== WRITTEN REQUEST ==
Look below for the line containing "Enumerate this screenshot's", then write out that line and every line after it to the end, exactly, minus the pictures.

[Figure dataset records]

========================================

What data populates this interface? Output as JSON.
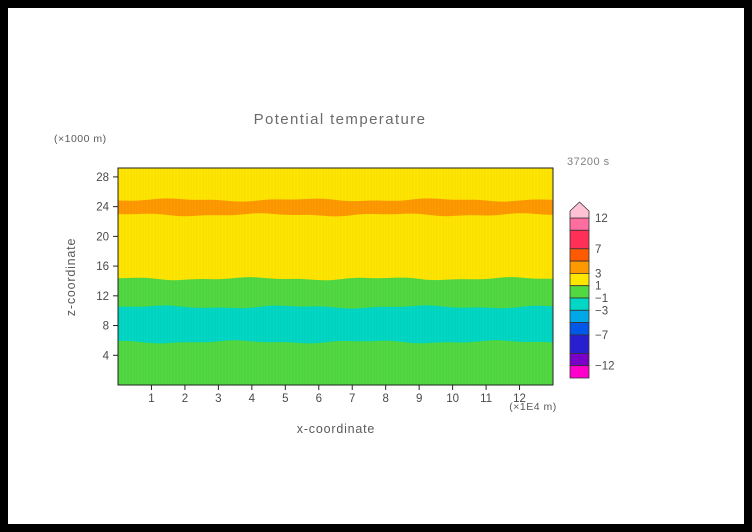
{
  "window": {
    "background": "#000000",
    "page_background": "#ffffff"
  },
  "chart_data": {
    "type": "filled-contour",
    "title": "Potential temperature",
    "time_label": "37200 s",
    "x_axis": {
      "label": "x-coordinate",
      "unit": "(×1E4 m)",
      "range": [
        0,
        13
      ],
      "ticks": [
        1,
        2,
        3,
        4,
        5,
        6,
        7,
        8,
        9,
        10,
        11,
        12
      ]
    },
    "y_axis": {
      "label": "z-coordinate",
      "unit": "(×1000 m)",
      "range": [
        0,
        29.2
      ],
      "ticks": [
        4,
        8,
        12,
        16,
        20,
        24,
        28
      ]
    },
    "bands": [
      {
        "value_min": 1,
        "value_max": 3,
        "z_from": 24.9,
        "z_to": 29.2,
        "color": "#ffe600"
      },
      {
        "value_min": 3,
        "value_max": 5,
        "z_from": 22.9,
        "z_to": 24.9,
        "color": "#ff9900"
      },
      {
        "value_min": 1,
        "value_max": 3,
        "z_from": 14.3,
        "z_to": 22.9,
        "color": "#ffe600"
      },
      {
        "value_min": -1,
        "value_max": 1,
        "z_from": 10.5,
        "z_to": 14.3,
        "color": "#50d940"
      },
      {
        "value_min": -3,
        "value_max": -1,
        "z_from": 5.8,
        "z_to": 10.5,
        "color": "#00d7c4"
      },
      {
        "value_min": -1,
        "value_max": 1,
        "z_from": 0,
        "z_to": 5.8,
        "color": "#50d940"
      }
    ],
    "colorbar": {
      "range": [
        -14,
        12
      ],
      "over_color": "#ffc2d4",
      "segments": [
        {
          "from": 10,
          "to": 12,
          "color": "#ff6e9e"
        },
        {
          "from": 7,
          "to": 10,
          "color": "#ff2f55"
        },
        {
          "from": 5,
          "to": 7,
          "color": "#ff5a00"
        },
        {
          "from": 3,
          "to": 5,
          "color": "#ff9900"
        },
        {
          "from": 1,
          "to": 3,
          "color": "#ffe600"
        },
        {
          "from": -1,
          "to": 1,
          "color": "#50d940"
        },
        {
          "from": -3,
          "to": -1,
          "color": "#00d7c4"
        },
        {
          "from": -5,
          "to": -3,
          "color": "#00a8e8"
        },
        {
          "from": -7,
          "to": -5,
          "color": "#0058e8"
        },
        {
          "from": -10,
          "to": -7,
          "color": "#2820d0"
        },
        {
          "from": -12,
          "to": -10,
          "color": "#7a00c8"
        },
        {
          "from": -14,
          "to": -12,
          "color": "#ff00cc"
        }
      ],
      "labels": [
        {
          "value": 12,
          "text": "12"
        },
        {
          "value": 7,
          "text": "7"
        },
        {
          "value": 3,
          "text": "3"
        },
        {
          "value": 1,
          "text": "1"
        },
        {
          "value": -1,
          "text": "−1"
        },
        {
          "value": -3,
          "text": "−3"
        },
        {
          "value": -7,
          "text": "−7"
        },
        {
          "value": -12,
          "text": "−12"
        }
      ]
    }
  }
}
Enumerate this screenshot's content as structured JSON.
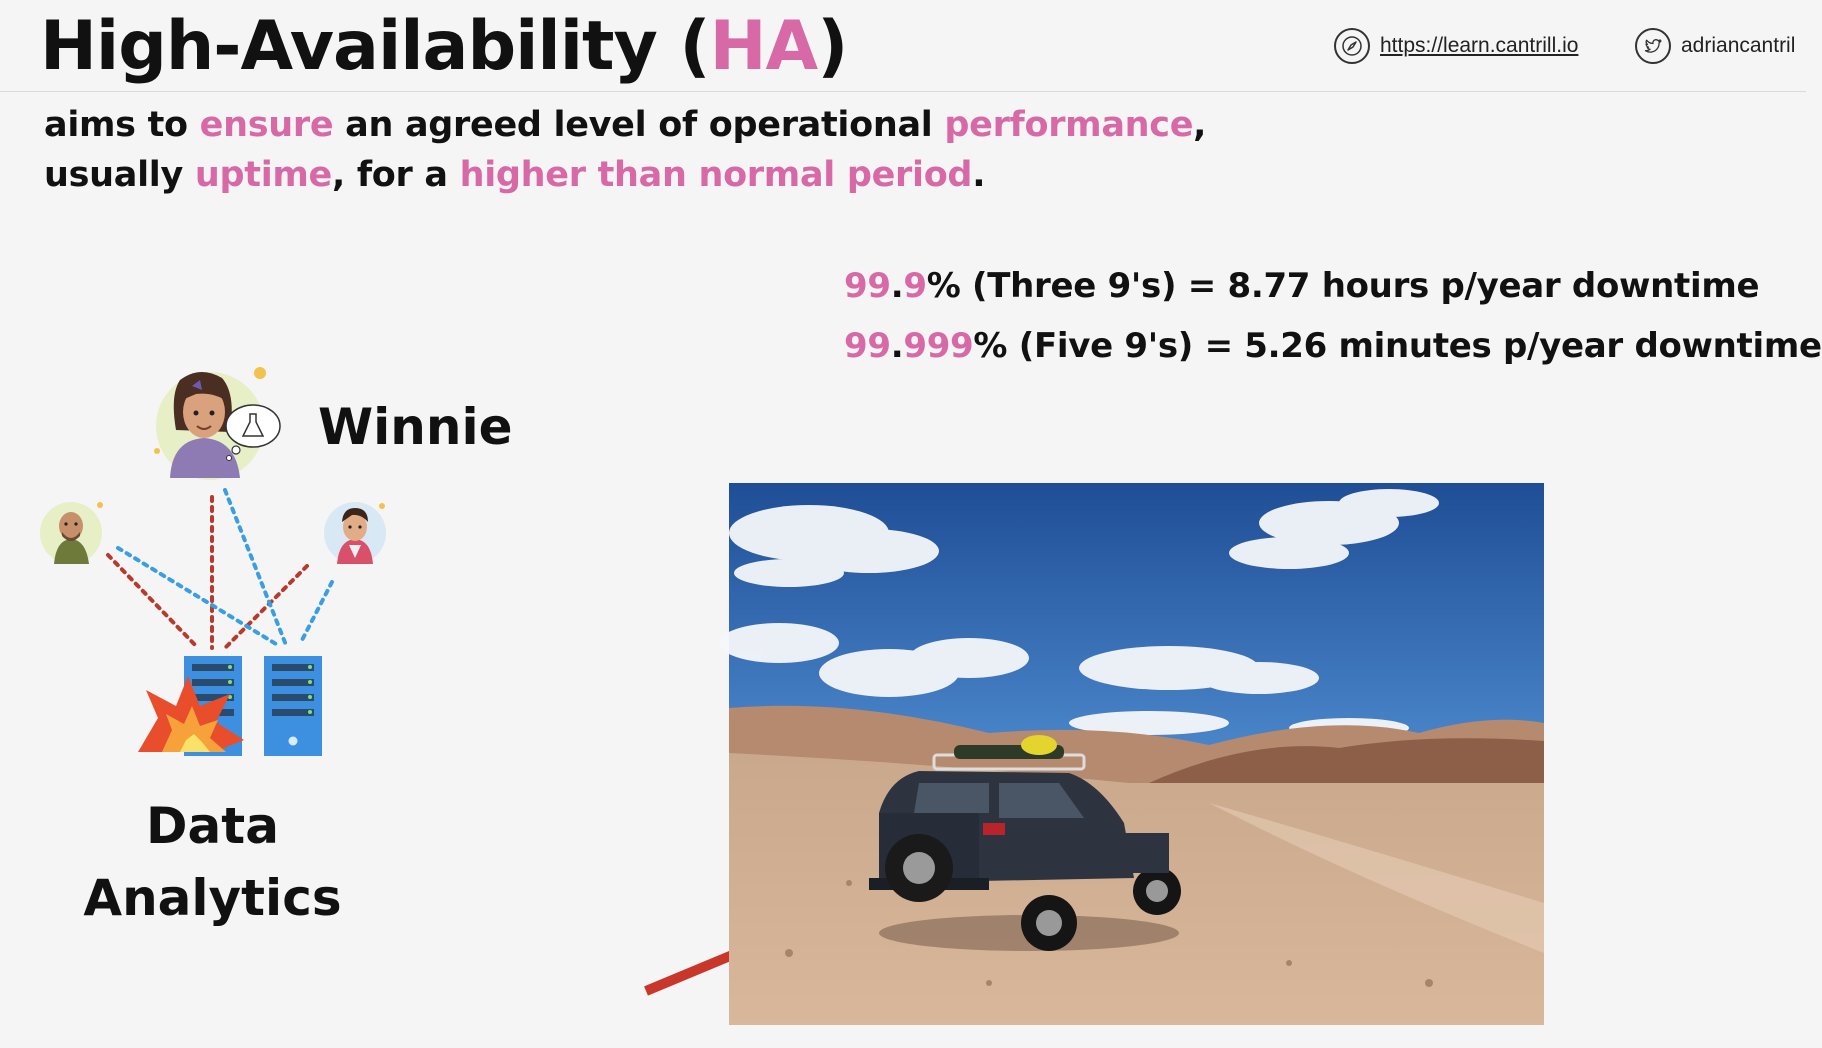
{
  "header": {
    "title_prefix": "High-Availability (",
    "title_highlight": "HA",
    "title_suffix": ")",
    "website": "https://learn.cantrill.io",
    "twitter": "adriancantril"
  },
  "definition": {
    "line1": [
      {
        "text": "aims to ",
        "highlight": false
      },
      {
        "text": "ensure",
        "highlight": true
      },
      {
        "text": " an agreed level of operational ",
        "highlight": false
      },
      {
        "text": "performance",
        "highlight": true
      },
      {
        "text": ",",
        "highlight": false
      }
    ],
    "line2": [
      {
        "text": "usually ",
        "highlight": false
      },
      {
        "text": "uptime",
        "highlight": true
      },
      {
        "text": ", for a ",
        "highlight": false
      },
      {
        "text": "higher than normal period",
        "highlight": true
      },
      {
        "text": ".",
        "highlight": false
      }
    ]
  },
  "availability": [
    {
      "pink_a": "99",
      "dot": ".",
      "pink_b": "9",
      "rest": "% (Three 9's) = 8.77 hours p/year downtime"
    },
    {
      "pink_a": "99",
      "dot": ".",
      "pink_b": "999",
      "rest": "% (Five 9's) = 5.26 minutes p/year downtime"
    }
  ],
  "diagram": {
    "user_name": "Winnie",
    "service_line1": "Data",
    "service_line2": "Analytics"
  },
  "icons": {
    "website": "compass-icon",
    "twitter": "twitter-bird-icon"
  },
  "colors": {
    "accent": "#d76aa6",
    "red_dotted": "#b83a2c",
    "blue_dotted": "#3a9ee0",
    "server_blue": "#3d8fe0",
    "arrow_red": "#c8372a"
  }
}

========================================

== ANSWER TO THE EXERCISE ==
Enumerate this screenshot's content as structured JSON.
{
  "header": {
    "title_prefix": "High-Availability (",
    "title_highlight": "HA",
    "title_suffix": ")",
    "website": "https://learn.cantrill.io",
    "twitter": "adriancantril"
  },
  "definition": {
    "line1": [
      {
        "text": "aims to ",
        "highlight": false
      },
      {
        "text": "ensure",
        "highlight": true
      },
      {
        "text": " an agreed level of operational ",
        "highlight": false
      },
      {
        "text": "performance",
        "highlight": true
      },
      {
        "text": ",",
        "highlight": false
      }
    ],
    "line2": [
      {
        "text": "usually ",
        "highlight": false
      },
      {
        "text": "uptime",
        "highlight": true
      },
      {
        "text": ", for a ",
        "highlight": false
      },
      {
        "text": "higher than normal period",
        "highlight": true
      },
      {
        "text": ".",
        "highlight": false
      }
    ]
  },
  "availability": [
    {
      "pink_a": "99",
      "dot": ".",
      "pink_b": "9",
      "rest": "% (Three 9's) = 8.77 hours p/year downtime"
    },
    {
      "pink_a": "99",
      "dot": ".",
      "pink_b": "999",
      "rest": "% (Five 9's) = 5.26 minutes p/year downtime"
    }
  ],
  "diagram": {
    "user_name": "Winnie",
    "service_line1": "Data",
    "service_line2": "Analytics"
  },
  "icons": {
    "website": "compass-icon",
    "twitter": "twitter-bird-icon"
  },
  "colors": {
    "accent": "#d76aa6",
    "red_dotted": "#b83a2c",
    "blue_dotted": "#3a9ee0",
    "server_blue": "#3d8fe0",
    "arrow_red": "#c8372a"
  }
}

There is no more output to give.